Challenge> Transcribe every entry word for word. Skip the pictures.

Data shown>
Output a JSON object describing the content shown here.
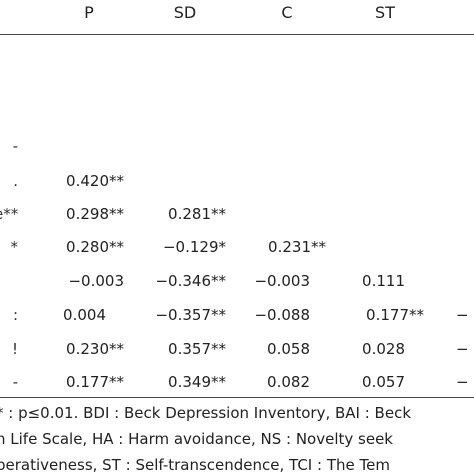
{
  "table": {
    "headers": [
      "P",
      "SD",
      "C",
      "ST"
    ],
    "row_labels": [
      "-",
      ".",
      "e**",
      "*",
      "",
      ":",
      "!",
      "-"
    ],
    "rows": [
      [
        "",
        "",
        "",
        ""
      ],
      [
        "0.420**",
        "",
        "",
        ""
      ],
      [
        "0.298**",
        "0.281**",
        "",
        ""
      ],
      [
        "0.280**",
        "−0.129*",
        "0.231**",
        ""
      ],
      [
        "−0.003",
        "−0.346**",
        "−0.003",
        "0.111"
      ],
      [
        "0.004",
        "−0.357**",
        "−0.088",
        "0.177**"
      ],
      [
        "0.230**",
        "0.357**",
        "0.058",
        "0.028"
      ],
      [
        "0.177**",
        "0.349**",
        "0.082",
        "0.057"
      ]
    ],
    "clipped_right": [
      "",
      "",
      "",
      "",
      "",
      "−",
      "−",
      "−"
    ]
  },
  "footnotes": [
    "* : p≤0.01. BDI : Beck Depression Inventory, BAI : Beck",
    "h Life Scale, HA : Harm avoidance, NS : Novelty seek",
    "perativeness, ST : Self-transcendence, TCI : The Tem"
  ]
}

Reply to the exercise>
Output a JSON object describing the content shown here.
{
  "table": {
    "headers": [
      "P",
      "SD",
      "C",
      "ST"
    ],
    "row_labels": [
      "-",
      ".",
      "e**",
      "*",
      "",
      ":",
      "!",
      "-"
    ],
    "rows": [
      [
        "",
        "",
        "",
        ""
      ],
      [
        "0.420**",
        "",
        "",
        ""
      ],
      [
        "0.298**",
        "0.281**",
        "",
        ""
      ],
      [
        "0.280**",
        "−0.129*",
        "0.231**",
        ""
      ],
      [
        "−0.003",
        "−0.346**",
        "−0.003",
        "0.111"
      ],
      [
        "0.004",
        "−0.357**",
        "−0.088",
        "0.177**"
      ],
      [
        "0.230**",
        "0.357**",
        "0.058",
        "0.028"
      ],
      [
        "0.177**",
        "0.349**",
        "0.082",
        "0.057"
      ]
    ],
    "clipped_right": [
      "",
      "",
      "",
      "",
      "",
      "−",
      "−",
      "−"
    ]
  },
  "footnotes": [
    "* : p≤0.01. BDI : Beck Depression Inventory, BAI : Beck",
    "h Life Scale, HA : Harm avoidance, NS : Novelty seek",
    "perativeness, ST : Self-transcendence, TCI : The Tem"
  ]
}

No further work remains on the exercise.